List each line of the data that holds the string "воспроизводить", please.

- Dataset extract
· · ·
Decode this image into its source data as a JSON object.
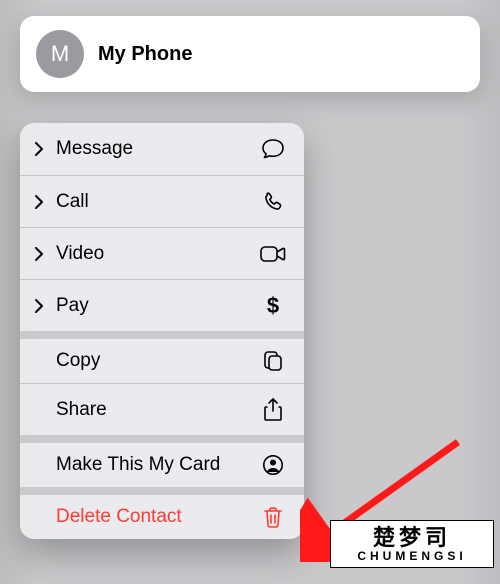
{
  "contact": {
    "monogram": "M",
    "name": "My Phone"
  },
  "menu": {
    "message": "Message",
    "call": "Call",
    "video": "Video",
    "pay": "Pay",
    "copy": "Copy",
    "share": "Share",
    "my_card": "Make This My Card",
    "delete": "Delete Contact"
  },
  "watermark": {
    "cn": "楚梦司",
    "pinyin": "CHUMENGSI"
  },
  "colors": {
    "destructive": "#ff3b30",
    "card_bg": "#ffffff",
    "menu_bg": "rgba(240,240,243,0.86)",
    "avatar_bg": "#9b9aa1"
  }
}
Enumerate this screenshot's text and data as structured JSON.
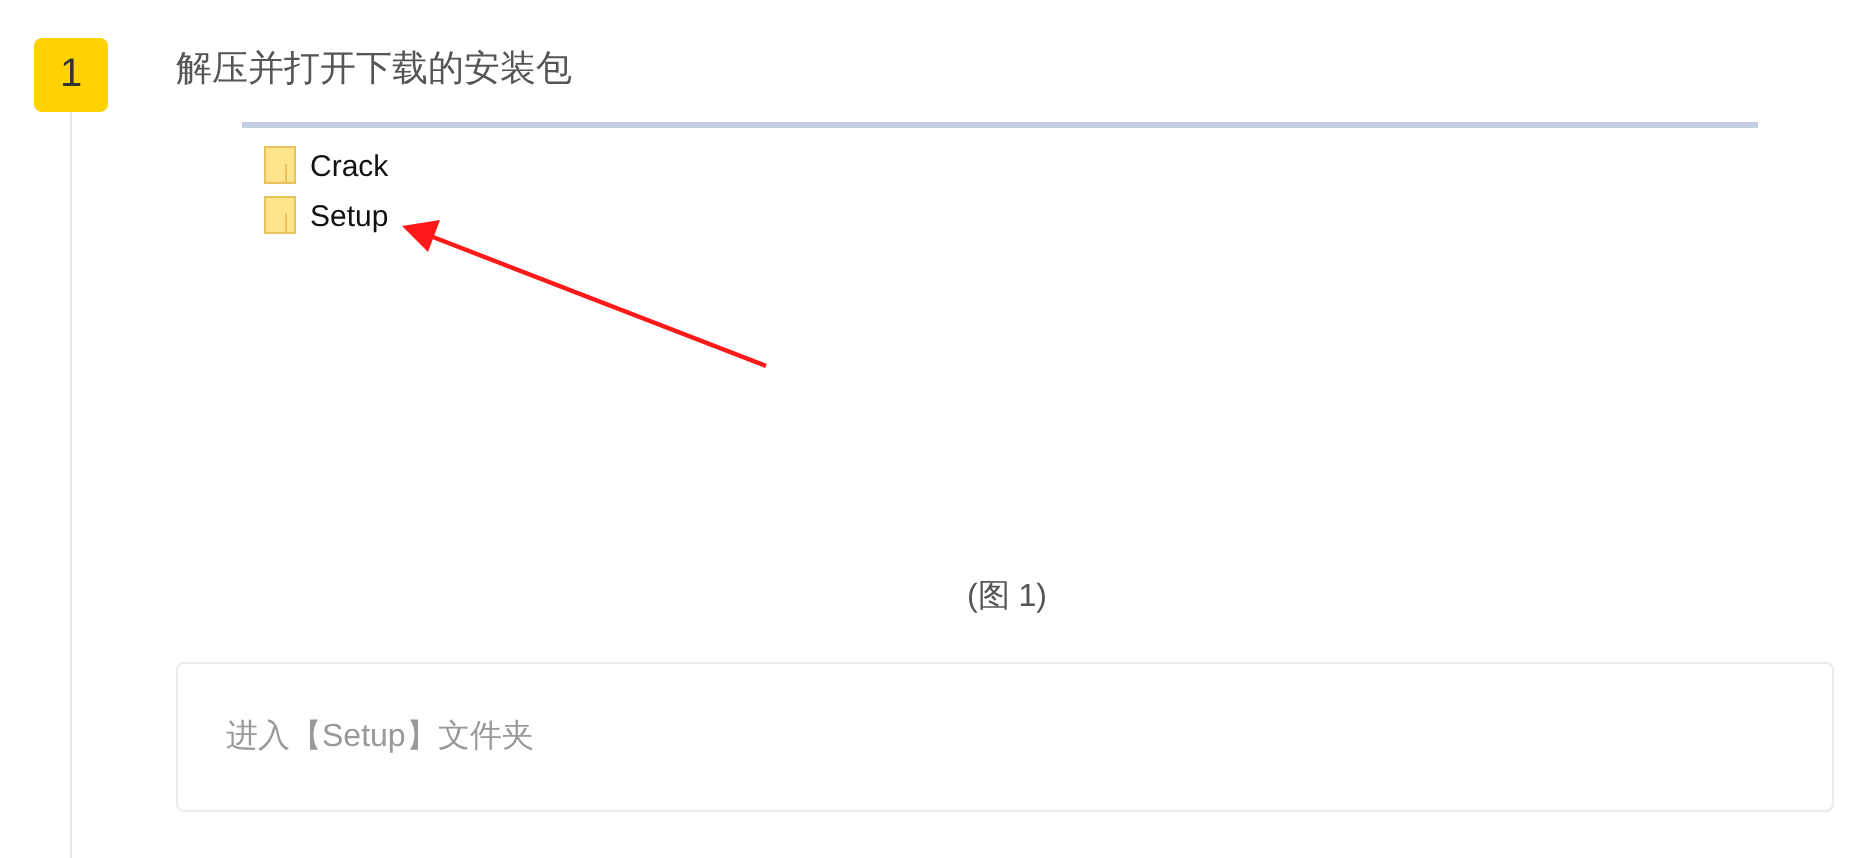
{
  "step": {
    "number": "1",
    "title": "解压并打开下载的安装包"
  },
  "screenshot": {
    "folders": [
      {
        "name": "Crack"
      },
      {
        "name": "Setup"
      }
    ]
  },
  "caption": "(图 1)",
  "note": "进入【Setup】文件夹"
}
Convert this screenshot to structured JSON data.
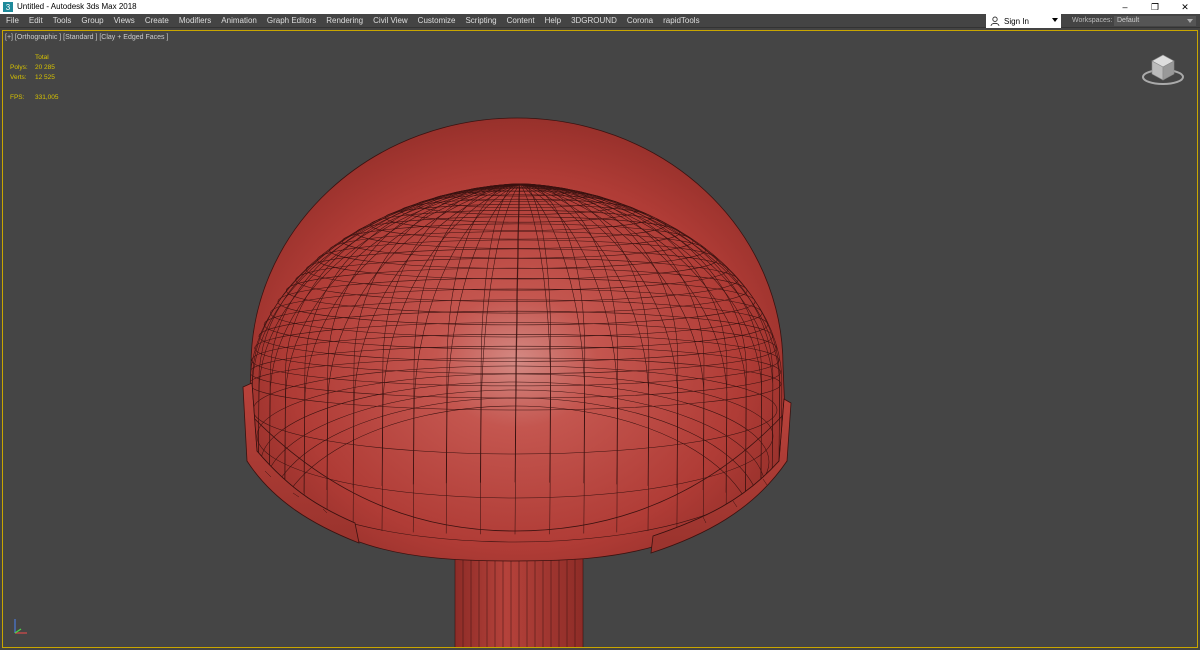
{
  "window": {
    "title": "Untitled - Autodesk 3ds Max 2018",
    "controls": {
      "minimize": "–",
      "restore": "❐",
      "close": "✕"
    }
  },
  "menubar": {
    "items": [
      "File",
      "Edit",
      "Tools",
      "Group",
      "Views",
      "Create",
      "Modifiers",
      "Animation",
      "Graph Editors",
      "Rendering",
      "Civil View",
      "Customize",
      "Scripting",
      "Content",
      "Help",
      "3DGROUND",
      "Corona",
      "rapidTools"
    ],
    "signin_label": "Sign In",
    "workspaces_label": "Workspaces:",
    "workspaces_value": "Default"
  },
  "viewport": {
    "label": "[+] [Orthographic ] [Standard ] [Clay + Edged Faces ]",
    "stats": {
      "header": "Total",
      "polys_label": "Polys:",
      "polys_value": "20 285",
      "verts_label": "Verts:",
      "verts_value": "12 525",
      "fps_label": "FPS:",
      "fps_value": "331,005"
    }
  },
  "colors": {
    "viewport_bg": "#454545",
    "active_border": "#c9a600",
    "stats_text": "#d8c300",
    "clay": "#b8403a"
  }
}
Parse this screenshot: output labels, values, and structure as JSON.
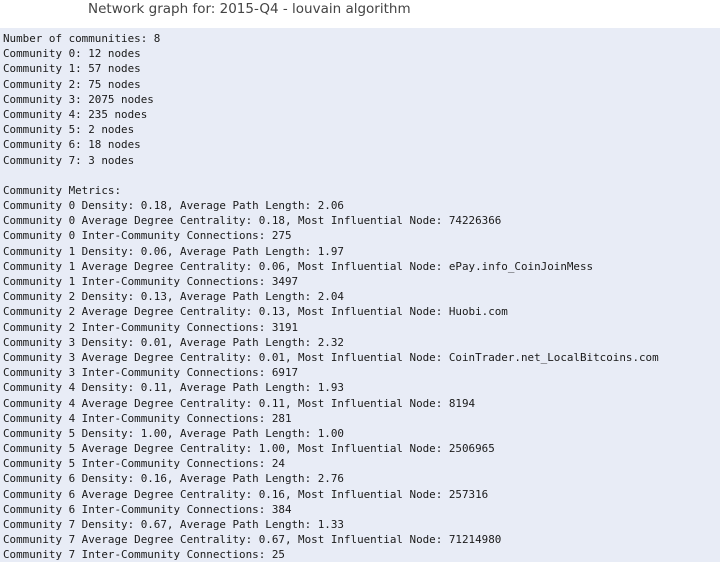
{
  "header": {
    "title": "Network graph for: 2015-Q4 - louvain algorithm"
  },
  "output": {
    "lines": [
      "Number of communities: 8",
      "Community 0: 12 nodes",
      "Community 1: 57 nodes",
      "Community 2: 75 nodes",
      "Community 3: 2075 nodes",
      "Community 4: 235 nodes",
      "Community 5: 2 nodes",
      "Community 6: 18 nodes",
      "Community 7: 3 nodes",
      "",
      "Community Metrics:",
      "Community 0 Density: 0.18, Average Path Length: 2.06",
      "Community 0 Average Degree Centrality: 0.18, Most Influential Node: 74226366",
      "Community 0 Inter-Community Connections: 275",
      "Community 1 Density: 0.06, Average Path Length: 1.97",
      "Community 1 Average Degree Centrality: 0.06, Most Influential Node: ePay.info_CoinJoinMess",
      "Community 1 Inter-Community Connections: 3497",
      "Community 2 Density: 0.13, Average Path Length: 2.04",
      "Community 2 Average Degree Centrality: 0.13, Most Influential Node: Huobi.com",
      "Community 2 Inter-Community Connections: 3191",
      "Community 3 Density: 0.01, Average Path Length: 2.32",
      "Community 3 Average Degree Centrality: 0.01, Most Influential Node: CoinTrader.net_LocalBitcoins.com",
      "Community 3 Inter-Community Connections: 6917",
      "Community 4 Density: 0.11, Average Path Length: 1.93",
      "Community 4 Average Degree Centrality: 0.11, Most Influential Node: 8194",
      "Community 4 Inter-Community Connections: 281",
      "Community 5 Density: 1.00, Average Path Length: 1.00",
      "Community 5 Average Degree Centrality: 1.00, Most Influential Node: 2506965",
      "Community 5 Inter-Community Connections: 24",
      "Community 6 Density: 0.16, Average Path Length: 2.76",
      "Community 6 Average Degree Centrality: 0.16, Most Influential Node: 257316",
      "Community 6 Inter-Community Connections: 384",
      "Community 7 Density: 0.67, Average Path Length: 1.33",
      "Community 7 Average Degree Centrality: 0.67, Most Influential Node: 71214980",
      "Community 7 Inter-Community Connections: 25"
    ]
  }
}
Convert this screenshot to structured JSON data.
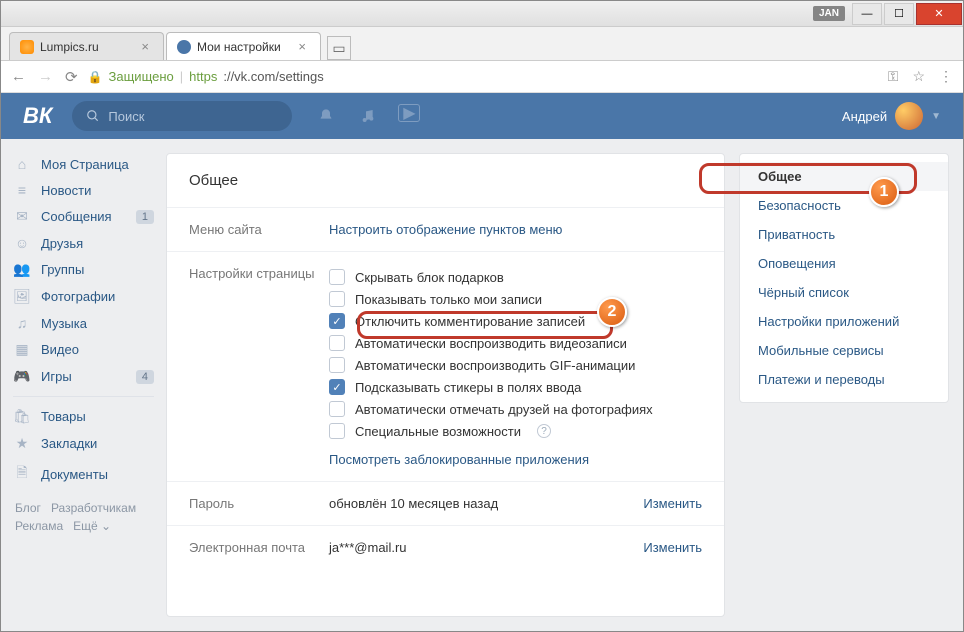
{
  "window": {
    "ext_badge": "JAN",
    "min": "—",
    "max": "☐",
    "close": "✕"
  },
  "tabs": [
    {
      "title": "Lumpics.ru",
      "active": false
    },
    {
      "title": "Мои настройки",
      "active": true
    }
  ],
  "address": {
    "back": "←",
    "fwd": "→",
    "reload": "⟳",
    "secure_label": "Защищено",
    "proto": "https",
    "url_rest": "://vk.com/settings",
    "key_icon": "⚿",
    "star_icon": "☆",
    "menu_icon": "⋮"
  },
  "vk_header": {
    "logo": "ВК",
    "search_placeholder": "Поиск",
    "username": "Андрей"
  },
  "left_nav": {
    "items": [
      {
        "icon": "⌂",
        "label": "Моя Страница"
      },
      {
        "icon": "≡",
        "label": "Новости"
      },
      {
        "icon": "✉",
        "label": "Сообщения",
        "badge": "1"
      },
      {
        "icon": "☺",
        "label": "Друзья"
      },
      {
        "icon": "👥",
        "label": "Группы"
      },
      {
        "icon": "🖼",
        "label": "Фотографии"
      },
      {
        "icon": "♫",
        "label": "Музыка"
      },
      {
        "icon": "▦",
        "label": "Видео"
      },
      {
        "icon": "🎮",
        "label": "Игры",
        "badge": "4"
      }
    ],
    "items2": [
      {
        "icon": "🛍",
        "label": "Товары"
      },
      {
        "icon": "★",
        "label": "Закладки"
      },
      {
        "icon": "🗎",
        "label": "Документы"
      }
    ],
    "footer": [
      "Блог",
      "Разработчикам",
      "Реклама",
      "Ещё ⌄"
    ]
  },
  "settings": {
    "title": "Общее",
    "menu_section_label": "Меню сайта",
    "menu_section_link": "Настроить отображение пунктов меню",
    "page_section_label": "Настройки страницы",
    "checks": [
      {
        "label": "Скрывать блок подарков",
        "checked": false
      },
      {
        "label": "Показывать только мои записи",
        "checked": false
      },
      {
        "label": "Отключить комментирование записей",
        "checked": true
      },
      {
        "label": "Автоматически воспроизводить видеозаписи",
        "checked": false
      },
      {
        "label": "Автоматически воспроизводить GIF-анимации",
        "checked": false
      },
      {
        "label": "Подсказывать стикеры в полях ввода",
        "checked": true
      },
      {
        "label": "Автоматически отмечать друзей на фотографиях",
        "checked": false
      },
      {
        "label": "Специальные возможности",
        "checked": false,
        "help": true
      }
    ],
    "blocked_apps_link": "Посмотреть заблокированные приложения",
    "password_label": "Пароль",
    "password_value": "обновлён 10 месяцев назад",
    "email_label": "Электронная почта",
    "email_value": "ja***@mail.ru",
    "change_link": "Изменить"
  },
  "right_menu": [
    "Общее",
    "Безопасность",
    "Приватность",
    "Оповещения",
    "Чёрный список",
    "Настройки приложений",
    "Мобильные сервисы",
    "Платежи и переводы"
  ],
  "annotations": {
    "n1": "1",
    "n2": "2"
  }
}
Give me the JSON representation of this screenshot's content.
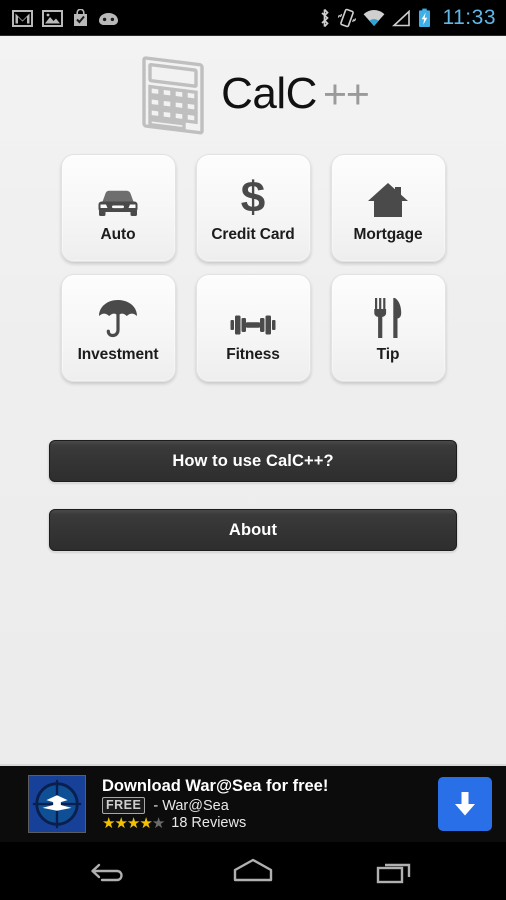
{
  "status_bar": {
    "left_icons": [
      "gmail-icon",
      "photos-icon",
      "play-store-icon",
      "android-head-icon"
    ],
    "right_icons": [
      "bluetooth-icon",
      "vibrate-icon",
      "wifi-icon",
      "cell-signal-icon",
      "battery-charging-icon"
    ],
    "clock": "11:33",
    "clock_color": "#5fb9e8"
  },
  "app": {
    "logo_name": "CalC",
    "logo_suffix": "++",
    "logo_icon": "calculator-icon"
  },
  "grid": {
    "tiles": [
      {
        "label": "Auto",
        "icon": "car-icon"
      },
      {
        "label": "Credit Card",
        "icon": "dollar-sign-icon"
      },
      {
        "label": "Mortgage",
        "icon": "house-icon"
      },
      {
        "label": "Investment",
        "icon": "umbrella-icon"
      },
      {
        "label": "Fitness",
        "icon": "dumbbell-icon"
      },
      {
        "label": "Tip",
        "icon": "fork-knife-icon"
      }
    ]
  },
  "actions": {
    "how_to_use": "How to use CalC++?",
    "about": "About"
  },
  "ad": {
    "title": "Download War@Sea for free!",
    "badge": "FREE",
    "advertiser": "- War@Sea",
    "rating": 4,
    "rating_max": 5,
    "reviews": "18 Reviews",
    "cta_icon": "download-arrow-icon",
    "cta_color": "#2970e8",
    "icon": "warsea-crosshair-icon"
  },
  "nav_bar": {
    "back": "back-icon",
    "home": "home-icon",
    "recents": "recents-icon"
  }
}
· · ·
- The solution
        "label": "Автоматически воспроизводить видеозаписи",
        "label": "Автоматически воспроизводить GIF-анимации",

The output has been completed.